#### EXERCISE DESCRIPTION
Reproduce without any change the lines of the records from the very first line through the line containing "cell-value: 279.1 (729, 201, 806, 225)", including both of them.

++++ DATA SUPPLIED

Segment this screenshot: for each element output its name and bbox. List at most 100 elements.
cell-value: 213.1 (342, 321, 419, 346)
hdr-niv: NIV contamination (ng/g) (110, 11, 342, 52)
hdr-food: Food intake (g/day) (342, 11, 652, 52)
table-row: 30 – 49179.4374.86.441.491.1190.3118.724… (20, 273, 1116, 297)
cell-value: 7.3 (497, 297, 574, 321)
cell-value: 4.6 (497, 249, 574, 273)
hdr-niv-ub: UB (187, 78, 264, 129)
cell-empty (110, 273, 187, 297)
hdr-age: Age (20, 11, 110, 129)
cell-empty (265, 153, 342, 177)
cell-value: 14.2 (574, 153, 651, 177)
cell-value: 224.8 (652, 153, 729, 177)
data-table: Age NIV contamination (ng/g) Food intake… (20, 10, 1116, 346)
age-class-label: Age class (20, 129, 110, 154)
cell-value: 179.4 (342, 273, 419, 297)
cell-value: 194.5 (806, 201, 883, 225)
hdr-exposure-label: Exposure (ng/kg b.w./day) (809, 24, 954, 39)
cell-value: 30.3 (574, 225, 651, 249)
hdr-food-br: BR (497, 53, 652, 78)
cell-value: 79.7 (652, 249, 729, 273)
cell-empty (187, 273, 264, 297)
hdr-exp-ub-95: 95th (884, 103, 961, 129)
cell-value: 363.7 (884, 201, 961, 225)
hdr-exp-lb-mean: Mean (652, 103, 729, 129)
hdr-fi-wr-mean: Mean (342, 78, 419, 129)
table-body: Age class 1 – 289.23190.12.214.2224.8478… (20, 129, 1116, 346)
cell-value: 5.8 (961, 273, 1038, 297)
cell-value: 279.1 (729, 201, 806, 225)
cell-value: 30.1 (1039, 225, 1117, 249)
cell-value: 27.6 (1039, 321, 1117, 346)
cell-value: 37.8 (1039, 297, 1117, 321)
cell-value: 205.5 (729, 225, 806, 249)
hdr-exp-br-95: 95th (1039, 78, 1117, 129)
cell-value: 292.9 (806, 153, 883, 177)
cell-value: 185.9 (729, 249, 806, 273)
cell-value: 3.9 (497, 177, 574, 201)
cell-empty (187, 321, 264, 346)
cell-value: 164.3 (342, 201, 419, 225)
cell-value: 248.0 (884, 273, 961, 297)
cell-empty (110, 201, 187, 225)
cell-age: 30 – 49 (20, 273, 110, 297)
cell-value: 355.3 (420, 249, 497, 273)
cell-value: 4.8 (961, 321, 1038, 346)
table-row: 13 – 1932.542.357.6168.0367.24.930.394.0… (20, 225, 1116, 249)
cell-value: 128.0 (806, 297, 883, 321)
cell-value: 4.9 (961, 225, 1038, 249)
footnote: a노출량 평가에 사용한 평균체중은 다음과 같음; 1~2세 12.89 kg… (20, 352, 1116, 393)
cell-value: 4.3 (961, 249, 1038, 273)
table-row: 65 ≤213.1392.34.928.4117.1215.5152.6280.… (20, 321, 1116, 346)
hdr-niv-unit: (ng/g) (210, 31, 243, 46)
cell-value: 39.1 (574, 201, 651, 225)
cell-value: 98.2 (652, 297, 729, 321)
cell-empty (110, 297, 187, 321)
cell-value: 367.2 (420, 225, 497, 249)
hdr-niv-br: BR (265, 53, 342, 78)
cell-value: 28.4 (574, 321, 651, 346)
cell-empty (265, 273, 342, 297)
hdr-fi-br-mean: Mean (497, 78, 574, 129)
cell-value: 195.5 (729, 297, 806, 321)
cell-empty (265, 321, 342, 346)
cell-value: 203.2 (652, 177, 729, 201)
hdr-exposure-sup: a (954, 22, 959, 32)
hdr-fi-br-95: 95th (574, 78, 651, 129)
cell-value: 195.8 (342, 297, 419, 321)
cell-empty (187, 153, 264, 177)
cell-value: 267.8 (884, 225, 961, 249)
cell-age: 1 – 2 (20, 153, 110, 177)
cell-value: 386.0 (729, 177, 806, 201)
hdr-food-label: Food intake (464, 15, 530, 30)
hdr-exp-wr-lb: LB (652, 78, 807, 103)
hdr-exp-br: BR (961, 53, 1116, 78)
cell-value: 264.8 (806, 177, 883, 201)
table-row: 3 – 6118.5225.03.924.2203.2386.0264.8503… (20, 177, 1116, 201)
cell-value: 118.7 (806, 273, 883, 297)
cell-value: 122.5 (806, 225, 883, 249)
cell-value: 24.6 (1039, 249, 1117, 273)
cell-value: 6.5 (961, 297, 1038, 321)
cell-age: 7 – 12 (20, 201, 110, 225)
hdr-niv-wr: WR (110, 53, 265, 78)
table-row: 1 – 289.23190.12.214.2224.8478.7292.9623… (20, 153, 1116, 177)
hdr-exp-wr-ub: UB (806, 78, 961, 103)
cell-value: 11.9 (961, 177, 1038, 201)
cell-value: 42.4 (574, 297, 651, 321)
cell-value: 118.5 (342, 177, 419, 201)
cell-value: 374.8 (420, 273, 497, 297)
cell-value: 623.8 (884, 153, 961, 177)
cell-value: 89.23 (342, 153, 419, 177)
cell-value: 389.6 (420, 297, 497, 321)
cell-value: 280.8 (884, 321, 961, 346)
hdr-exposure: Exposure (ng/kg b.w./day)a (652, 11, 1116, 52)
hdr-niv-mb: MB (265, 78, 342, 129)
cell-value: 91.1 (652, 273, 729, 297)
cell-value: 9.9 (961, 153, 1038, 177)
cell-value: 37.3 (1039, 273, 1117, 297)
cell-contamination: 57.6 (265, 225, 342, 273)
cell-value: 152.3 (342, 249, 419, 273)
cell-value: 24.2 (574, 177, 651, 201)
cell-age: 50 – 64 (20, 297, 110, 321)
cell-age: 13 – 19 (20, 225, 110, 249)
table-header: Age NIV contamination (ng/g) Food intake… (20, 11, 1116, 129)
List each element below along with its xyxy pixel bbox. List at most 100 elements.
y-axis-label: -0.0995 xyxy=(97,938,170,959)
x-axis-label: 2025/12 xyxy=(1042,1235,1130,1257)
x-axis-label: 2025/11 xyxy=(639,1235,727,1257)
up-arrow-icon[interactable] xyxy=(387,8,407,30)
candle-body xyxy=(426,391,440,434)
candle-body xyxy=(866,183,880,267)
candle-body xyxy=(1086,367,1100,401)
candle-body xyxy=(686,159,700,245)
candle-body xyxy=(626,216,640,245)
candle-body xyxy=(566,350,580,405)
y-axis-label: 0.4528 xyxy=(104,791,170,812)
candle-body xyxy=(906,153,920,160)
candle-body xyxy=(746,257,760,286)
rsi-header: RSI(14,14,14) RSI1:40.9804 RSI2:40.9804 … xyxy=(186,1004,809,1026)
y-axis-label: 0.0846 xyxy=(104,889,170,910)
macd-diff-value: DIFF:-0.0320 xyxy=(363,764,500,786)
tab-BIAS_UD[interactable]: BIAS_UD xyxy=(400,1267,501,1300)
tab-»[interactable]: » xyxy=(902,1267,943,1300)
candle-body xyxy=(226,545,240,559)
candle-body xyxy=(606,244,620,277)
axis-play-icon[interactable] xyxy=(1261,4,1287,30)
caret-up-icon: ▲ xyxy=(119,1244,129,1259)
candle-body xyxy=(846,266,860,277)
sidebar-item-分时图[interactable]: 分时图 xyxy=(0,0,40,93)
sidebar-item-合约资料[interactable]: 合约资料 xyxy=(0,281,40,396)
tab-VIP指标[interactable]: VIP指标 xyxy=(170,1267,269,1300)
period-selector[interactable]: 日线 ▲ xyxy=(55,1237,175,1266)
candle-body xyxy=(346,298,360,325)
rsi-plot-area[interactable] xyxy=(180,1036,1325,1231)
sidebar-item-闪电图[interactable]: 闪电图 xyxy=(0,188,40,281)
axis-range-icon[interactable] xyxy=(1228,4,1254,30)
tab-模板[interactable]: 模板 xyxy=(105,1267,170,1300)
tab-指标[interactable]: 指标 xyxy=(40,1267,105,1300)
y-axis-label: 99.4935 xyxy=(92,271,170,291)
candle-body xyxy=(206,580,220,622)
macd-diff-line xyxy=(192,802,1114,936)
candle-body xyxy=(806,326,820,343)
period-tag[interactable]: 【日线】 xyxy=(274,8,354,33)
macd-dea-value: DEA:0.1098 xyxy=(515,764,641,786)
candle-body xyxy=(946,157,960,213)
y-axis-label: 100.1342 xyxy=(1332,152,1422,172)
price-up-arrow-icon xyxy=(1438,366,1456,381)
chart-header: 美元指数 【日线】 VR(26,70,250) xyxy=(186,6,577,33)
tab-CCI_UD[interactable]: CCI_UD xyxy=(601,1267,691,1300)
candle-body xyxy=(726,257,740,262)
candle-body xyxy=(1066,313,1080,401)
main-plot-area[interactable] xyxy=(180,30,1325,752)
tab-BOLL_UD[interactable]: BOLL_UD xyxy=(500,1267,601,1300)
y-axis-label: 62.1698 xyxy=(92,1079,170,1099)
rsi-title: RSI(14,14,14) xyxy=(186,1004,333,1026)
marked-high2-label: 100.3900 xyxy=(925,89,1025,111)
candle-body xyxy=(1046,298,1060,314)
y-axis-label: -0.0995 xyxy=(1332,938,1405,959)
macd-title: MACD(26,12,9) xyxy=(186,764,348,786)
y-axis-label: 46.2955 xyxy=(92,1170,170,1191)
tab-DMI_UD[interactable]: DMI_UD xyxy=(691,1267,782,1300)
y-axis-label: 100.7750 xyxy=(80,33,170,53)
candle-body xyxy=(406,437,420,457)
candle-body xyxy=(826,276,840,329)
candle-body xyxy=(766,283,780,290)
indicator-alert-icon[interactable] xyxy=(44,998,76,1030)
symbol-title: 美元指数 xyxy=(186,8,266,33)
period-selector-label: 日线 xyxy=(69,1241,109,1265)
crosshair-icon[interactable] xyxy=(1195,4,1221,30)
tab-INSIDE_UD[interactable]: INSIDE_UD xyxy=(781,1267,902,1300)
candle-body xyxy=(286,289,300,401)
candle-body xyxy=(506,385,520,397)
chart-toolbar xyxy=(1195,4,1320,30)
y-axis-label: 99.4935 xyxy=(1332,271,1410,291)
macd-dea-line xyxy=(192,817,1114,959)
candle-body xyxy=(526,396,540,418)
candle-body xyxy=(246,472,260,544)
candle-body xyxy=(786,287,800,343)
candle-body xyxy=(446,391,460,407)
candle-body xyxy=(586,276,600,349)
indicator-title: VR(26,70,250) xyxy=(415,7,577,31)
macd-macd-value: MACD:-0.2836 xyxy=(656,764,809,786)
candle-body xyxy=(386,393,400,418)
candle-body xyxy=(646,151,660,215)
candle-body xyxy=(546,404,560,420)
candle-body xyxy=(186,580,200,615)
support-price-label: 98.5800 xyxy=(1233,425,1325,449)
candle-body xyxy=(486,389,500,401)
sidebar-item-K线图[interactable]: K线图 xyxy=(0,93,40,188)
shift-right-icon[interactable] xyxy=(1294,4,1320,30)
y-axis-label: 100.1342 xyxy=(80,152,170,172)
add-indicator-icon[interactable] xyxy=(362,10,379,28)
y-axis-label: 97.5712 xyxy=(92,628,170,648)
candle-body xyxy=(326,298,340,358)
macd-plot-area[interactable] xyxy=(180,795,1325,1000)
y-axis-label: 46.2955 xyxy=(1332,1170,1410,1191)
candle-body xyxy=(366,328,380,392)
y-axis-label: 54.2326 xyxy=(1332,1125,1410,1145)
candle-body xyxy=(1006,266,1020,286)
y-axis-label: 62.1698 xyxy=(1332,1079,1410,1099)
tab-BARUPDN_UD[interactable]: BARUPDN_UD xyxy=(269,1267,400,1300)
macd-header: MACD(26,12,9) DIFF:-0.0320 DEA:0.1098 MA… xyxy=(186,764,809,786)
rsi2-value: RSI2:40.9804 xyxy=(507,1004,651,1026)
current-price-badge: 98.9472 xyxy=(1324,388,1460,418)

++++++++

#### ANSWER BELOW
Segment this screenshot: for each element output its name and bbox. List at most 100 elements.
cell-value: 213.1 (342, 321, 419, 346)
hdr-niv: NIV contamination (ng/g) (110, 11, 342, 52)
hdr-food: Food intake (g/day) (342, 11, 652, 52)
table-row: 30 – 49179.4374.86.441.491.1190.3118.724… (20, 273, 1116, 297)
cell-value: 7.3 (497, 297, 574, 321)
cell-value: 4.6 (497, 249, 574, 273)
hdr-niv-ub: UB (187, 78, 264, 129)
cell-empty (110, 273, 187, 297)
hdr-age: Age (20, 11, 110, 129)
cell-empty (265, 153, 342, 177)
cell-value: 14.2 (574, 153, 651, 177)
cell-value: 224.8 (652, 153, 729, 177)
data-table: Age NIV contamination (ng/g) Food intake… (20, 10, 1116, 346)
age-class-label: Age class (20, 129, 110, 154)
cell-value: 179.4 (342, 273, 419, 297)
cell-value: 194.5 (806, 201, 883, 225)
hdr-exposure-label: Exposure (ng/kg b.w./day) (809, 24, 954, 39)
cell-value: 30.3 (574, 225, 651, 249)
hdr-food-br: BR (497, 53, 652, 78)
cell-value: 79.7 (652, 249, 729, 273)
cell-empty (187, 273, 264, 297)
hdr-exp-ub-95: 95th (884, 103, 961, 129)
cell-value: 363.7 (884, 201, 961, 225)
hdr-exp-lb-mean: Mean (652, 103, 729, 129)
hdr-fi-wr-mean: Mean (342, 78, 419, 129)
table-body: Age class 1 – 289.23190.12.214.2224.8478… (20, 129, 1116, 346)
cell-value: 5.8 (961, 273, 1038, 297)
cell-value: 279.1 (729, 201, 806, 225)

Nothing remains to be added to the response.